___ Record list

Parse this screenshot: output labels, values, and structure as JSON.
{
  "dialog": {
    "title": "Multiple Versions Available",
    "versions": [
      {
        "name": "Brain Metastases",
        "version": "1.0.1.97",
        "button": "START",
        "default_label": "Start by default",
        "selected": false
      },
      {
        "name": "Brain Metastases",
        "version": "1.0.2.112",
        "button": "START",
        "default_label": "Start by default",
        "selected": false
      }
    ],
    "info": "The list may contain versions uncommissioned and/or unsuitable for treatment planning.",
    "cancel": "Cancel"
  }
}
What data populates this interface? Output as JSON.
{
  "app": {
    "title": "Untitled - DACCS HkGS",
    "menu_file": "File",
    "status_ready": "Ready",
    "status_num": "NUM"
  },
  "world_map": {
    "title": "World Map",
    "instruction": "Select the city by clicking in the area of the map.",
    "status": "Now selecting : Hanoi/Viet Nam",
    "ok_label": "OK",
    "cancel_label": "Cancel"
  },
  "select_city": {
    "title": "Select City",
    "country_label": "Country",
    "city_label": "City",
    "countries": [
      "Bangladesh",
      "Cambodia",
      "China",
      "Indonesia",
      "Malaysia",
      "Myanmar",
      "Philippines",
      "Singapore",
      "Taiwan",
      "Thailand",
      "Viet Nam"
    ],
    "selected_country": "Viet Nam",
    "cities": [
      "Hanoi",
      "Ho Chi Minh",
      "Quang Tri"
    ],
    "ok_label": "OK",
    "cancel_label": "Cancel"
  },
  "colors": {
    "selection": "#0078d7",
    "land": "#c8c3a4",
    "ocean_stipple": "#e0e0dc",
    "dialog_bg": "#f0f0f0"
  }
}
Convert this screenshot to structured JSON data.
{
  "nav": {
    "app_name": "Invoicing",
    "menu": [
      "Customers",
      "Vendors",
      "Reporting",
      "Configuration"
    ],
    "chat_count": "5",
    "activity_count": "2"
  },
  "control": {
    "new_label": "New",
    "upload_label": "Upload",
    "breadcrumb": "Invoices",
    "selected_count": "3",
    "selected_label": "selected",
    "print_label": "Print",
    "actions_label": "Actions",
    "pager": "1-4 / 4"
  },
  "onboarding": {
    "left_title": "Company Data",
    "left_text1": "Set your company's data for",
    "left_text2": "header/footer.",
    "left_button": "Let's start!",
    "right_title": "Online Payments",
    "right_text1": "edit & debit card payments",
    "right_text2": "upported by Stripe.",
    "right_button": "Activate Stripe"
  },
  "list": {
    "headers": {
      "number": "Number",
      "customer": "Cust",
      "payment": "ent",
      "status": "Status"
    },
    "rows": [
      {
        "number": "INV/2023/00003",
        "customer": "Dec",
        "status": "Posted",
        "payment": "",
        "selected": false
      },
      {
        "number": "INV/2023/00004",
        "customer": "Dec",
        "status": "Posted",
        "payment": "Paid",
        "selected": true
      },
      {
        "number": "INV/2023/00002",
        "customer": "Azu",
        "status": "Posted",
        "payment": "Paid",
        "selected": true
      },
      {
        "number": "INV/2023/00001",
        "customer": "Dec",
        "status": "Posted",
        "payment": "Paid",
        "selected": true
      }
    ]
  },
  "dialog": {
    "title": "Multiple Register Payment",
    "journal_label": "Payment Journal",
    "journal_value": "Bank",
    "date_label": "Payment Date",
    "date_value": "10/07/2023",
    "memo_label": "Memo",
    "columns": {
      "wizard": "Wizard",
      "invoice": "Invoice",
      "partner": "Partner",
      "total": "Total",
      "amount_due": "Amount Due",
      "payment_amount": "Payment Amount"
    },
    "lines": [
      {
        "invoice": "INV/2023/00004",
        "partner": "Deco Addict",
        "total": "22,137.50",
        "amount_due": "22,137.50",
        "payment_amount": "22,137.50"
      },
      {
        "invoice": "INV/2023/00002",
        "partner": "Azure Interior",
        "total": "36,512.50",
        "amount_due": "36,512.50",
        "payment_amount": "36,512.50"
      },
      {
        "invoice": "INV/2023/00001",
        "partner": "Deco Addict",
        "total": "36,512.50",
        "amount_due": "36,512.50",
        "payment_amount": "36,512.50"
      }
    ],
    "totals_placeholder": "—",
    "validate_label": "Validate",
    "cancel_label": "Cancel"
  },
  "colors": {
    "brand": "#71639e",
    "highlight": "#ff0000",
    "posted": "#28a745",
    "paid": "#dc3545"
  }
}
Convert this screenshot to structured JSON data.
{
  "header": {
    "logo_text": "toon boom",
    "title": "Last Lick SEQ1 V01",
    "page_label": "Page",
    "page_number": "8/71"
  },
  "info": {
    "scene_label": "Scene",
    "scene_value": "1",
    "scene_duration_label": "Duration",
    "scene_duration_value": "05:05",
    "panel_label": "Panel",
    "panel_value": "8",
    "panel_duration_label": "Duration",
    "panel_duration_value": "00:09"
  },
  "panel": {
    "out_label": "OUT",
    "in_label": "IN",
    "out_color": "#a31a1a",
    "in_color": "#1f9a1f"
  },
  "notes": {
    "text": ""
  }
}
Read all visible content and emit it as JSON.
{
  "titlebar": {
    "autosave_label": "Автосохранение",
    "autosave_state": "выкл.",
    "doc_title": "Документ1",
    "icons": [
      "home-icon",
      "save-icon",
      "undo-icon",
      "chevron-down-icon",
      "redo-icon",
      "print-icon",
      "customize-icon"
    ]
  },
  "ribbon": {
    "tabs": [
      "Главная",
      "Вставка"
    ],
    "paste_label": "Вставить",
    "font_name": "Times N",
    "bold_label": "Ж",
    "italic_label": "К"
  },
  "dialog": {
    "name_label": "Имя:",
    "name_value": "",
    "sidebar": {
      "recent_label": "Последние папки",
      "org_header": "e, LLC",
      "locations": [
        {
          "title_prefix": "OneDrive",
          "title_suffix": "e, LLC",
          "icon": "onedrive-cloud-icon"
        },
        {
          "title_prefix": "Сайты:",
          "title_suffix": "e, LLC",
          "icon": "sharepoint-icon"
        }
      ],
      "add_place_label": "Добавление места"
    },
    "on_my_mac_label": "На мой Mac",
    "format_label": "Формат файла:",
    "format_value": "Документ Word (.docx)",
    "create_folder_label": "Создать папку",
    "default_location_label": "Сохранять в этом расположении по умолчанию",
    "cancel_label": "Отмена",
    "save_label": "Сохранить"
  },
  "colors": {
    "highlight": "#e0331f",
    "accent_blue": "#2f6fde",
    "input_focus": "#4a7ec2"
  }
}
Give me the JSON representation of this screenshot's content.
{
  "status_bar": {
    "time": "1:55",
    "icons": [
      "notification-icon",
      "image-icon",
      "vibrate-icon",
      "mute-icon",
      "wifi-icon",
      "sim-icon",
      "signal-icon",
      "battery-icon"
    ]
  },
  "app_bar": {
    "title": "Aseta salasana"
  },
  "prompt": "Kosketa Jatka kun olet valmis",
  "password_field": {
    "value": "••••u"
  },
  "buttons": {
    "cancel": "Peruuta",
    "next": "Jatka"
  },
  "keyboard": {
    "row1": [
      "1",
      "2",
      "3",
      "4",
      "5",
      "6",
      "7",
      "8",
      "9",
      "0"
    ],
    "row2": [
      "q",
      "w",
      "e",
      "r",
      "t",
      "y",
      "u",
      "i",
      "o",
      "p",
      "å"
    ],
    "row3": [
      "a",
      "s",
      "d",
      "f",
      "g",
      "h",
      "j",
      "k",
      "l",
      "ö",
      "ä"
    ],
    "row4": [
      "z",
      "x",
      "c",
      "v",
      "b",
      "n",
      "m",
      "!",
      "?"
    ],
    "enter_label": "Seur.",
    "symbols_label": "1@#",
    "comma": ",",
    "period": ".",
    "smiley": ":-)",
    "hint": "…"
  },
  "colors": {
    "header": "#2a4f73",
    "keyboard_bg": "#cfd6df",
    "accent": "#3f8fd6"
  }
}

______

▸ **Work to do**
Output the lines above verbatim and in full.

▸ **Task result**
Parse this screenshot: output labels, values, and structure as JSON.
{
  "dialog": {
    "title": "Multiple Versions Available",
    "versions": [
      {
        "name": "Brain Metastases",
        "version": "1.0.1.97",
        "button": "START",
        "default_label": "Start by default",
        "selected": false
      },
      {
        "name": "Brain Metastases",
        "version": "1.0.2.112",
        "button": "START",
        "default_label": "Start by default",
        "selected": false
      }
    ],
    "info": "The list may contain versions uncommissioned and/or unsuitable for treatment planning.",
    "cancel": "Cancel"
  }
}
What data populates this interface? Output as JSON.
{
  "app": {
    "title": "Untitled - DACCS HkGS",
    "menu_file": "File",
    "status_ready": "Ready",
    "status_num": "NUM"
  },
  "world_map": {
    "title": "World Map",
    "instruction": "Select the city by clicking in the area of the map.",
    "status": "Now selecting : Hanoi/Viet Nam",
    "ok_label": "OK",
    "cancel_label": "Cancel"
  },
  "select_city": {
    "title": "Select City",
    "country_label": "Country",
    "city_label": "City",
    "countries": [
      "Bangladesh",
      "Cambodia",
      "China",
      "Indonesia",
      "Malaysia",
      "Myanmar",
      "Philippines",
      "Singapore",
      "Taiwan",
      "Thailand",
      "Viet Nam"
    ],
    "selected_country": "Viet Nam",
    "cities": [
      "Hanoi",
      "Ho Chi Minh",
      "Quang Tri"
    ],
    "ok_label": "OK",
    "cancel_label": "Cancel"
  },
  "colors": {
    "selection": "#0078d7",
    "land": "#c8c3a4",
    "ocean_stipple": "#e0e0dc",
    "dialog_bg": "#f0f0f0"
  }
}
Convert this screenshot to structured JSON data.
{
  "nav": {
    "app_name": "Invoicing",
    "menu": [
      "Customers",
      "Vendors",
      "Reporting",
      "Configuration"
    ],
    "chat_count": "5",
    "activity_count": "2"
  },
  "control": {
    "new_label": "New",
    "upload_label": "Upload",
    "breadcrumb": "Invoices",
    "selected_count": "3",
    "selected_label": "selected",
    "print_label": "Print",
    "actions_label": "Actions",
    "pager": "1-4 / 4"
  },
  "onboarding": {
    "left_title": "Company Data",
    "left_text1": "Set your company's data for",
    "left_text2": "header/footer.",
    "left_button": "Let's start!",
    "right_title": "Online Payments",
    "right_text1": "edit & debit card payments",
    "right_text2": "upported by Stripe.",
    "right_button": "Activate Stripe"
  },
  "list": {
    "headers": {
      "number": "Number",
      "customer": "Cust",
      "payment": "ent",
      "status": "Status"
    },
    "rows": [
      {
        "number": "INV/2023/00003",
        "customer": "Dec",
        "status": "Posted",
        "payment": "",
        "selected": false
      },
      {
        "number": "INV/2023/00004",
        "customer": "Dec",
        "status": "Posted",
        "payment": "Paid",
        "selected": true
      },
      {
        "number": "INV/2023/00002",
        "customer": "Azu",
        "status": "Posted",
        "payment": "Paid",
        "selected": true
      },
      {
        "number": "INV/2023/00001",
        "customer": "Dec",
        "status": "Posted",
        "payment": "Paid",
        "selected": true
      }
    ]
  },
  "dialog": {
    "title": "Multiple Register Payment",
    "journal_label": "Payment Journal",
    "journal_value": "Bank",
    "date_label": "Payment Date",
    "date_value": "10/07/2023",
    "memo_label": "Memo",
    "columns": {
      "wizard": "Wizard",
      "invoice": "Invoice",
      "partner": "Partner",
      "total": "Total",
      "amount_due": "Amount Due",
      "payment_amount": "Payment Amount"
    },
    "lines": [
      {
        "invoice": "INV/2023/00004",
        "partner": "Deco Addict",
        "total": "22,137.50",
        "amount_due": "22,137.50",
        "payment_amount": "22,137.50"
      },
      {
        "invoice": "INV/2023/00002",
        "partner": "Azure Interior",
        "total": "36,512.50",
        "amount_due": "36,512.50",
        "payment_amount": "36,512.50"
      },
      {
        "invoice": "INV/2023/00001",
        "partner": "Deco Addict",
        "total": "36,512.50",
        "amount_due": "36,512.50",
        "payment_amount": "36,512.50"
      }
    ],
    "totals_placeholder": "—",
    "validate_label": "Validate",
    "cancel_label": "Cancel"
  },
  "colors": {
    "brand": "#71639e",
    "highlight": "#ff0000",
    "posted": "#28a745",
    "paid": "#dc3545"
  }
}
Convert this screenshot to structured JSON data.
{
  "header": {
    "logo_text": "toon boom",
    "title": "Last Lick SEQ1 V01",
    "page_label": "Page",
    "page_number": "8/71"
  },
  "info": {
    "scene_label": "Scene",
    "scene_value": "1",
    "scene_duration_label": "Duration",
    "scene_duration_value": "05:05",
    "panel_label": "Panel",
    "panel_value": "8",
    "panel_duration_label": "Duration",
    "panel_duration_value": "00:09"
  },
  "panel": {
    "out_label": "OUT",
    "in_label": "IN",
    "out_color": "#a31a1a",
    "in_color": "#1f9a1f"
  },
  "notes": {
    "text": ""
  }
}
Read all visible content and emit it as JSON.
{
  "titlebar": {
    "autosave_label": "Автосохранение",
    "autosave_state": "выкл.",
    "doc_title": "Документ1",
    "icons": [
      "home-icon",
      "save-icon",
      "undo-icon",
      "chevron-down-icon",
      "redo-icon",
      "print-icon",
      "customize-icon"
    ]
  },
  "ribbon": {
    "tabs": [
      "Главная",
      "Вставка"
    ],
    "paste_label": "Вставить",
    "font_name": "Times N",
    "bold_label": "Ж",
    "italic_label": "К"
  },
  "dialog": {
    "name_label": "Имя:",
    "name_value": "",
    "sidebar": {
      "recent_label": "Последние папки",
      "org_header": "e, LLC",
      "locations": [
        {
          "title_prefix": "OneDrive",
          "title_suffix": "e, LLC",
          "icon": "onedrive-cloud-icon"
        },
        {
          "title_prefix": "Сайты:",
          "title_suffix": "e, LLC",
          "icon": "sharepoint-icon"
        }
      ],
      "add_place_label": "Добавление места"
    },
    "on_my_mac_label": "На мой Mac",
    "format_label": "Формат файла:",
    "format_value": "Документ Word (.docx)",
    "create_folder_label": "Создать папку",
    "default_location_label": "Сохранять в этом расположении по умолчанию",
    "cancel_label": "Отмена",
    "save_label": "Сохранить"
  },
  "colors": {
    "highlight": "#e0331f",
    "accent_blue": "#2f6fde",
    "input_focus": "#4a7ec2"
  }
}
Give me the JSON representation of this screenshot's content.
{
  "status_bar": {
    "time": "1:55",
    "icons": [
      "notification-icon",
      "image-icon",
      "vibrate-icon",
      "mute-icon",
      "wifi-icon",
      "sim-icon",
      "signal-icon",
      "battery-icon"
    ]
  },
  "app_bar": {
    "title": "Aseta salasana"
  },
  "prompt": "Kosketa Jatka kun olet valmis",
  "password_field": {
    "value": "••••u"
  },
  "buttons": {
    "cancel": "Peruuta",
    "next": "Jatka"
  },
  "keyboard": {
    "row1": [
      "1",
      "2",
      "3",
      "4",
      "5",
      "6",
      "7",
      "8",
      "9",
      "0"
    ],
    "row2": [
      "q",
      "w",
      "e",
      "r",
      "t",
      "y",
      "u",
      "i",
      "o",
      "p",
      "å"
    ],
    "row3": [
      "a",
      "s",
      "d",
      "f",
      "g",
      "h",
      "j",
      "k",
      "l",
      "ö",
      "ä"
    ],
    "row4": [
      "z",
      "x",
      "c",
      "v",
      "b",
      "n",
      "m",
      "!",
      "?"
    ],
    "enter_label": "Seur.",
    "symbols_label": "1@#",
    "comma": ",",
    "period": ".",
    "smiley": ":-)",
    "hint": "…"
  },
  "colors": {
    "header": "#2a4f73",
    "keyboard_bg": "#cfd6df",
    "accent": "#3f8fd6"
  }
}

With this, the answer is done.